**What to produce:** Seek out every line containing the word "below", and copy each.

**Given information:**
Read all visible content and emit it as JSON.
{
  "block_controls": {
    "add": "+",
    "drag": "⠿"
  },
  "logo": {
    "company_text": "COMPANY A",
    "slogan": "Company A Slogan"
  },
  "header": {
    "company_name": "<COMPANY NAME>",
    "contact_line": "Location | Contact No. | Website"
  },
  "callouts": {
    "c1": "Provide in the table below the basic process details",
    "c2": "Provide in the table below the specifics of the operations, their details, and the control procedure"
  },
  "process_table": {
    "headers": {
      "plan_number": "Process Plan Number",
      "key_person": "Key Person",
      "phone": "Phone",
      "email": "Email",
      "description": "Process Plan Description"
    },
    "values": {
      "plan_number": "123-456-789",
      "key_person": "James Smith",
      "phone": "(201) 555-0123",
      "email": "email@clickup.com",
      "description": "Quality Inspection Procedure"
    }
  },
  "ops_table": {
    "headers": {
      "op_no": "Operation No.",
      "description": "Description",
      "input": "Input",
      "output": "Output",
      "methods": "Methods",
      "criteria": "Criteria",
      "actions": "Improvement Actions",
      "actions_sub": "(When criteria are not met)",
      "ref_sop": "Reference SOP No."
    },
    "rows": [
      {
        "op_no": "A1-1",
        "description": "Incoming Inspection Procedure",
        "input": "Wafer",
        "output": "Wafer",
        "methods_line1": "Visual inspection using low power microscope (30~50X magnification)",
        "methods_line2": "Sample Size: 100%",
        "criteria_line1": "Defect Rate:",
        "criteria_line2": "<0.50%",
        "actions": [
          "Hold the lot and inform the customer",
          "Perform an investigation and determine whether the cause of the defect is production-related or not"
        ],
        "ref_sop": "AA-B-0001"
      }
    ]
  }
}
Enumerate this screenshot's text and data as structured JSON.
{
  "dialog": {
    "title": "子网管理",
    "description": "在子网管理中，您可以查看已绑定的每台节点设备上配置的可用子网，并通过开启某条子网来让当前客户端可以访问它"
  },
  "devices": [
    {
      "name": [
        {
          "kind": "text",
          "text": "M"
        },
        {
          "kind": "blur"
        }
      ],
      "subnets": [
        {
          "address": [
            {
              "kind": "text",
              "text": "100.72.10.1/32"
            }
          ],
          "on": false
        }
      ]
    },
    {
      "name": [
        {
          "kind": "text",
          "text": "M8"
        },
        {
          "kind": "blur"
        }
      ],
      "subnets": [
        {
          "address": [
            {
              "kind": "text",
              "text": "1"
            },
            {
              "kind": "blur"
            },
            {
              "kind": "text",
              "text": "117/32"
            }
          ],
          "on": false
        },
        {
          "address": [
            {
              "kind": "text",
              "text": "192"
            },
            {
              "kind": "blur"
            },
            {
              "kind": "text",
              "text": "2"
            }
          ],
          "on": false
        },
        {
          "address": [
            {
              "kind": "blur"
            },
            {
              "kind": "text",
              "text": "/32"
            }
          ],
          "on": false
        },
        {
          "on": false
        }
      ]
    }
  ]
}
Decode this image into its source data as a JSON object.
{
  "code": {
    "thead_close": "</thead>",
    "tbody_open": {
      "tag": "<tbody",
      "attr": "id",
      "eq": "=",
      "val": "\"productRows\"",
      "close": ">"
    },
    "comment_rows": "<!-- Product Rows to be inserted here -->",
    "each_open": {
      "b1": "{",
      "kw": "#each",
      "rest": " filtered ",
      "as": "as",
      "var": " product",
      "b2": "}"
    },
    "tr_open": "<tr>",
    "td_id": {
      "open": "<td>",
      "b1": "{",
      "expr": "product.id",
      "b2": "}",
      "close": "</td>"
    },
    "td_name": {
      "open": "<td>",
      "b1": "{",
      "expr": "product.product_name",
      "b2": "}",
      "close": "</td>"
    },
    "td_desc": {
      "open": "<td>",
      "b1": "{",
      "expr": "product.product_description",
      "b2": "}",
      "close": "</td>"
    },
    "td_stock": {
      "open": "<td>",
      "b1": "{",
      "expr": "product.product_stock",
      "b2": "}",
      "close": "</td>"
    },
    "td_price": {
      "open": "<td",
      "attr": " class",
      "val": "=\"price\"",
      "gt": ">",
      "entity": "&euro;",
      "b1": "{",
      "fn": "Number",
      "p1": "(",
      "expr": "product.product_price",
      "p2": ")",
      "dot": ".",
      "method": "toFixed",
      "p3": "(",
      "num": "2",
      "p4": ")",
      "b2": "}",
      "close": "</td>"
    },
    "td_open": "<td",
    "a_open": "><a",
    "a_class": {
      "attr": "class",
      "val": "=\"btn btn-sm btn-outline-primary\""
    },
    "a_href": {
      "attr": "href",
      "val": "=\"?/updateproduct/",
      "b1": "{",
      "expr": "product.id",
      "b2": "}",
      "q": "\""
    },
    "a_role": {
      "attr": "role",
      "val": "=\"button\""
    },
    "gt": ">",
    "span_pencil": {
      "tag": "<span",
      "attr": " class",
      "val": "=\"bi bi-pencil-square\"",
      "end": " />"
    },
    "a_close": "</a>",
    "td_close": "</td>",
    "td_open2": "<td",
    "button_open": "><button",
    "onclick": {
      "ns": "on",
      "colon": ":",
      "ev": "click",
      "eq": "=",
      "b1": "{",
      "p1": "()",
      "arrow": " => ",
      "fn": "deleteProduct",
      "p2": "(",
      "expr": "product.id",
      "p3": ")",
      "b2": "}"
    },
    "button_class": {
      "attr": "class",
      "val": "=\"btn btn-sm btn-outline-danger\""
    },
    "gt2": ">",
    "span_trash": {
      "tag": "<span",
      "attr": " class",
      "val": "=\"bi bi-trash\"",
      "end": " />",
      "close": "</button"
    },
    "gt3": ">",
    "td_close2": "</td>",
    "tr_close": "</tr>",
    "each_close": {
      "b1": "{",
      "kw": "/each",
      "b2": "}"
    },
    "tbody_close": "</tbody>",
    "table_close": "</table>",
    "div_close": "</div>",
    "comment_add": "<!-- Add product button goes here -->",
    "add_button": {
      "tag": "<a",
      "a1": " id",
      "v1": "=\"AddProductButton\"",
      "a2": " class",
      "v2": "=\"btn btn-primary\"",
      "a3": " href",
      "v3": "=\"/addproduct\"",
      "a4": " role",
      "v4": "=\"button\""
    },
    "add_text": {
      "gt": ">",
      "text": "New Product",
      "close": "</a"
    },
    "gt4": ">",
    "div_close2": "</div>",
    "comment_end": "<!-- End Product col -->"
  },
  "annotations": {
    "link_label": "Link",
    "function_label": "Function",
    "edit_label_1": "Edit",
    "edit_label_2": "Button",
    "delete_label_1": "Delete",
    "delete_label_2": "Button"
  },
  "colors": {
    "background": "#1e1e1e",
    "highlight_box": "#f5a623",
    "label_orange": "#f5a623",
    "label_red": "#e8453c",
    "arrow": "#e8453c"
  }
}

**Reply to the exercise:**
    "c1": "Provide in the table below the basic process details",
    "c2": "Provide in the table below the specifics of the operations, their details, and the control procedure"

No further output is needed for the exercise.